Data listing:
__________

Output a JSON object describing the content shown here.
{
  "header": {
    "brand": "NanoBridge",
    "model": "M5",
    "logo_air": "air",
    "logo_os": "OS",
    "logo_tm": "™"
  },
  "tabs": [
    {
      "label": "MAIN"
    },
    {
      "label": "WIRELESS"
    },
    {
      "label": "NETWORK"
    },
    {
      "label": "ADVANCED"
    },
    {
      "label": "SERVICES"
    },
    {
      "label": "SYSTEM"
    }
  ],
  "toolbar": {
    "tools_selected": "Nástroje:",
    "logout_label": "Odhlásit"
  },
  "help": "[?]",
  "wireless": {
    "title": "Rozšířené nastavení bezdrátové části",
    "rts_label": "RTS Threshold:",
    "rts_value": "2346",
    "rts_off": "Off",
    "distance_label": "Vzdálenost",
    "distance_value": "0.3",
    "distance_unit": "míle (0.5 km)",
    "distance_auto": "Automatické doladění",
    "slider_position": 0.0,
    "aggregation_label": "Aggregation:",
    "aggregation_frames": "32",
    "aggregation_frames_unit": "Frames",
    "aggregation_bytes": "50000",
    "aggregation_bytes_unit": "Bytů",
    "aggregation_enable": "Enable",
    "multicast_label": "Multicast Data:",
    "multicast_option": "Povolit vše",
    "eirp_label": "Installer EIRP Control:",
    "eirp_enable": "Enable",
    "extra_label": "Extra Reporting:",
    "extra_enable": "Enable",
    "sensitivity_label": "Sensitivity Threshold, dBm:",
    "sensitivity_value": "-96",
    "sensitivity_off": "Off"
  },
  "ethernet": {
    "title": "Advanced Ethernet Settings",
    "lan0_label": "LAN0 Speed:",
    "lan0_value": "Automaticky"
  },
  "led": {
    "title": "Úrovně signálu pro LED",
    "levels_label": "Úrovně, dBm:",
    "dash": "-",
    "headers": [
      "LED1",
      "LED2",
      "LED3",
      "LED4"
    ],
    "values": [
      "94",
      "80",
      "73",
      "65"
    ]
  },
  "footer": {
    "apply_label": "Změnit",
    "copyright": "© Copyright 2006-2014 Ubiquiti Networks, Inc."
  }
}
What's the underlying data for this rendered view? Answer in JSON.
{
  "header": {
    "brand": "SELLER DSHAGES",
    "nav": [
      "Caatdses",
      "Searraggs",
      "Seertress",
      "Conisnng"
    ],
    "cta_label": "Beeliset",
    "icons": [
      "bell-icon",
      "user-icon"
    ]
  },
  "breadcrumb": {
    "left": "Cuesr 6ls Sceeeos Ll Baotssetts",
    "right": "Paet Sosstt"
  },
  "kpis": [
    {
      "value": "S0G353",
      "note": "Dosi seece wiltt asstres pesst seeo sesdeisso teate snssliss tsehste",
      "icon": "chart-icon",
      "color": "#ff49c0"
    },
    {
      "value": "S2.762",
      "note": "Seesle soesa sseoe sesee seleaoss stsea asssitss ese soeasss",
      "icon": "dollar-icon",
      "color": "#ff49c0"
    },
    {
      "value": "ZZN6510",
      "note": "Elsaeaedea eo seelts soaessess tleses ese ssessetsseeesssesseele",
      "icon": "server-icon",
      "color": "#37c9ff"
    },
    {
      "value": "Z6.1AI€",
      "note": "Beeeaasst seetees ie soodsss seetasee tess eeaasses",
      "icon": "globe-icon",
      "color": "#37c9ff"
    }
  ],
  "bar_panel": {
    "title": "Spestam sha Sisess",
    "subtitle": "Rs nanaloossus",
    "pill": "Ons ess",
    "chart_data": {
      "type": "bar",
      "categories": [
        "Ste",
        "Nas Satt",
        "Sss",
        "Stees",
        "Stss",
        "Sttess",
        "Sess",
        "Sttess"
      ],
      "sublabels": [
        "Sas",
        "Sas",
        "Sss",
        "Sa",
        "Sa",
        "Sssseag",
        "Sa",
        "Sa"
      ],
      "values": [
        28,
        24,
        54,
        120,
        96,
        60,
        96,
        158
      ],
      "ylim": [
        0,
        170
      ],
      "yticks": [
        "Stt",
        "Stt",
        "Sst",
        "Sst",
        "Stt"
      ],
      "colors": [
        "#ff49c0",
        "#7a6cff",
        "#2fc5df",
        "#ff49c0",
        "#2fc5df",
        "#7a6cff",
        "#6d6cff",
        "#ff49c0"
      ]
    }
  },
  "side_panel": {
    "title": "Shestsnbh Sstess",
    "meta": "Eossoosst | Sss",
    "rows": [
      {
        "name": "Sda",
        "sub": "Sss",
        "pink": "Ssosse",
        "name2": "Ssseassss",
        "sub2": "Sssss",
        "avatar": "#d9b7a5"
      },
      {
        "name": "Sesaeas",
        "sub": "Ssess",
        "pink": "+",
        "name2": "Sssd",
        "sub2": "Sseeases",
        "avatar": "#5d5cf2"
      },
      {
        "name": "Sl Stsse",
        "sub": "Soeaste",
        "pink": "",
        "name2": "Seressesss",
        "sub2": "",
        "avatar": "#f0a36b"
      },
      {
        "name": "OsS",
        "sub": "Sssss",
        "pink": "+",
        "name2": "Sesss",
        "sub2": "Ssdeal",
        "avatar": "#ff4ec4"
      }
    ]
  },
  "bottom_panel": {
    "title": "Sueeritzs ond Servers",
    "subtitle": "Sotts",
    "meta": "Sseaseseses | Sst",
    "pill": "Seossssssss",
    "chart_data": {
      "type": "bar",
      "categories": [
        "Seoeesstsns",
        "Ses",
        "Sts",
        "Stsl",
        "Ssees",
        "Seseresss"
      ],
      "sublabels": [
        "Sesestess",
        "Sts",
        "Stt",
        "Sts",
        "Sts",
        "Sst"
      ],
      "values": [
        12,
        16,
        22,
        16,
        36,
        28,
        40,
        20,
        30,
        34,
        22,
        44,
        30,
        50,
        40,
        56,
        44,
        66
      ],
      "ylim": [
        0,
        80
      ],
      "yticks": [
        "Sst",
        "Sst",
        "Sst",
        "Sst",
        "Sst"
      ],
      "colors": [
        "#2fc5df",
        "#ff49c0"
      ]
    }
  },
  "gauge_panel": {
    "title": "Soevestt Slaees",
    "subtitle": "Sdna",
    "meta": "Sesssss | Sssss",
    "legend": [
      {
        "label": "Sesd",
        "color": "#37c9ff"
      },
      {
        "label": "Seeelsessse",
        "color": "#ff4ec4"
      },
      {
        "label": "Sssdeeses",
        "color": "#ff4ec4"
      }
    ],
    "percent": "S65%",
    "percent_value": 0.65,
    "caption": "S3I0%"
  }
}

__________

- **Task to carry out**:
Write every line of the material above again, exactly.

- **Task result**:
Output a JSON object describing the content shown here.
{
  "header": {
    "brand": "NanoBridge",
    "model": "M5",
    "logo_air": "air",
    "logo_os": "OS",
    "logo_tm": "™"
  },
  "tabs": [
    {
      "label": "MAIN"
    },
    {
      "label": "WIRELESS"
    },
    {
      "label": "NETWORK"
    },
    {
      "label": "ADVANCED"
    },
    {
      "label": "SERVICES"
    },
    {
      "label": "SYSTEM"
    }
  ],
  "toolbar": {
    "tools_selected": "Nástroje:",
    "logout_label": "Odhlásit"
  },
  "help": "[?]",
  "wireless": {
    "title": "Rozšířené nastavení bezdrátové části",
    "rts_label": "RTS Threshold:",
    "rts_value": "2346",
    "rts_off": "Off",
    "distance_label": "Vzdálenost",
    "distance_value": "0.3",
    "distance_unit": "míle (0.5 km)",
    "distance_auto": "Automatické doladění",
    "slider_position": 0.0,
    "aggregation_label": "Aggregation:",
    "aggregation_frames": "32",
    "aggregation_frames_unit": "Frames",
    "aggregation_bytes": "50000",
    "aggregation_bytes_unit": "Bytů",
    "aggregation_enable": "Enable",
    "multicast_label": "Multicast Data:",
    "multicast_option": "Povolit vše",
    "eirp_label": "Installer EIRP Control:",
    "eirp_enable": "Enable",
    "extra_label": "Extra Reporting:",
    "extra_enable": "Enable",
    "sensitivity_label": "Sensitivity Threshold, dBm:",
    "sensitivity_value": "-96",
    "sensitivity_off": "Off"
  },
  "ethernet": {
    "title": "Advanced Ethernet Settings",
    "lan0_label": "LAN0 Speed:",
    "lan0_value": "Automaticky"
  },
  "led": {
    "title": "Úrovně signálu pro LED",
    "levels_label": "Úrovně, dBm:",
    "dash": "-",
    "headers": [
      "LED1",
      "LED2",
      "LED3",
      "LED4"
    ],
    "values": [
      "94",
      "80",
      "73",
      "65"
    ]
  },
  "footer": {
    "apply_label": "Změnit",
    "copyright": "© Copyright 2006-2014 Ubiquiti Networks, Inc."
  }
}
What's the underlying data for this rendered view? Answer in JSON.
{
  "header": {
    "brand": "SELLER DSHAGES",
    "nav": [
      "Caatdses",
      "Searraggs",
      "Seertress",
      "Conisnng"
    ],
    "cta_label": "Beeliset",
    "icons": [
      "bell-icon",
      "user-icon"
    ]
  },
  "breadcrumb": {
    "left": "Cuesr 6ls Sceeeos Ll Baotssetts",
    "right": "Paet Sosstt"
  },
  "kpis": [
    {
      "value": "S0G353",
      "note": "Dosi seece wiltt asstres pesst seeo sesdeisso teate snssliss tsehste",
      "icon": "chart-icon",
      "color": "#ff49c0"
    },
    {
      "value": "S2.762",
      "note": "Seesle soesa sseoe sesee seleaoss stsea asssitss ese soeasss",
      "icon": "dollar-icon",
      "color": "#ff49c0"
    },
    {
      "value": "ZZN6510",
      "note": "Elsaeaedea eo seelts soaessess tleses ese ssessetsseeesssesseele",
      "icon": "server-icon",
      "color": "#37c9ff"
    },
    {
      "value": "Z6.1AI€",
      "note": "Beeeaasst seetees ie soodsss seetasee tess eeaasses",
      "icon": "globe-icon",
      "color": "#37c9ff"
    }
  ],
  "bar_panel": {
    "title": "Spestam sha Sisess",
    "subtitle": "Rs nanaloossus",
    "pill": "Ons ess",
    "chart_data": {
      "type": "bar",
      "categories": [
        "Ste",
        "Nas Satt",
        "Sss",
        "Stees",
        "Stss",
        "Sttess",
        "Sess",
        "Sttess"
      ],
      "sublabels": [
        "Sas",
        "Sas",
        "Sss",
        "Sa",
        "Sa",
        "Sssseag",
        "Sa",
        "Sa"
      ],
      "values": [
        28,
        24,
        54,
        120,
        96,
        60,
        96,
        158
      ],
      "ylim": [
        0,
        170
      ],
      "yticks": [
        "Stt",
        "Stt",
        "Sst",
        "Sst",
        "Stt"
      ],
      "colors": [
        "#ff49c0",
        "#7a6cff",
        "#2fc5df",
        "#ff49c0",
        "#2fc5df",
        "#7a6cff",
        "#6d6cff",
        "#ff49c0"
      ]
    }
  },
  "side_panel": {
    "title": "Shestsnbh Sstess",
    "meta": "Eossoosst | Sss",
    "rows": [
      {
        "name": "Sda",
        "sub": "Sss",
        "pink": "Ssosse",
        "name2": "Ssseassss",
        "sub2": "Sssss",
        "avatar": "#d9b7a5"
      },
      {
        "name": "Sesaeas",
        "sub": "Ssess",
        "pink": "+",
        "name2": "Sssd",
        "sub2": "Sseeases",
        "avatar": "#5d5cf2"
      },
      {
        "name": "Sl Stsse",
        "sub": "Soeaste",
        "pink": "",
        "name2": "Seressesss",
        "sub2": "",
        "avatar": "#f0a36b"
      },
      {
        "name": "OsS",
        "sub": "Sssss",
        "pink": "+",
        "name2": "Sesss",
        "sub2": "Ssdeal",
        "avatar": "#ff4ec4"
      }
    ]
  },
  "bottom_panel": {
    "title": "Sueeritzs ond Servers",
    "subtitle": "Sotts",
    "meta": "Sseaseseses | Sst",
    "pill": "Seossssssss",
    "chart_data": {
      "type": "bar",
      "categories": [
        "Seoeesstsns",
        "Ses",
        "Sts",
        "Stsl",
        "Ssees",
        "Seseresss"
      ],
      "sublabels": [
        "Sesestess",
        "Sts",
        "Stt",
        "Sts",
        "Sts",
        "Sst"
      ],
      "values": [
        12,
        16,
        22,
        16,
        36,
        28,
        40,
        20,
        30,
        34,
        22,
        44,
        30,
        50,
        40,
        56,
        44,
        66
      ],
      "ylim": [
        0,
        80
      ],
      "yticks": [
        "Sst",
        "Sst",
        "Sst",
        "Sst",
        "Sst"
      ],
      "colors": [
        "#2fc5df",
        "#ff49c0"
      ]
    }
  },
  "gauge_panel": {
    "title": "Soevestt Slaees",
    "subtitle": "Sdna",
    "meta": "Sesssss | Sssss",
    "legend": [
      {
        "label": "Sesd",
        "color": "#37c9ff"
      },
      {
        "label": "Seeelsessse",
        "color": "#ff4ec4"
      },
      {
        "label": "Sssdeeses",
        "color": "#ff4ec4"
      }
    ],
    "percent": "S65%",
    "percent_value": 0.65,
    "caption": "S3I0%"
  }
}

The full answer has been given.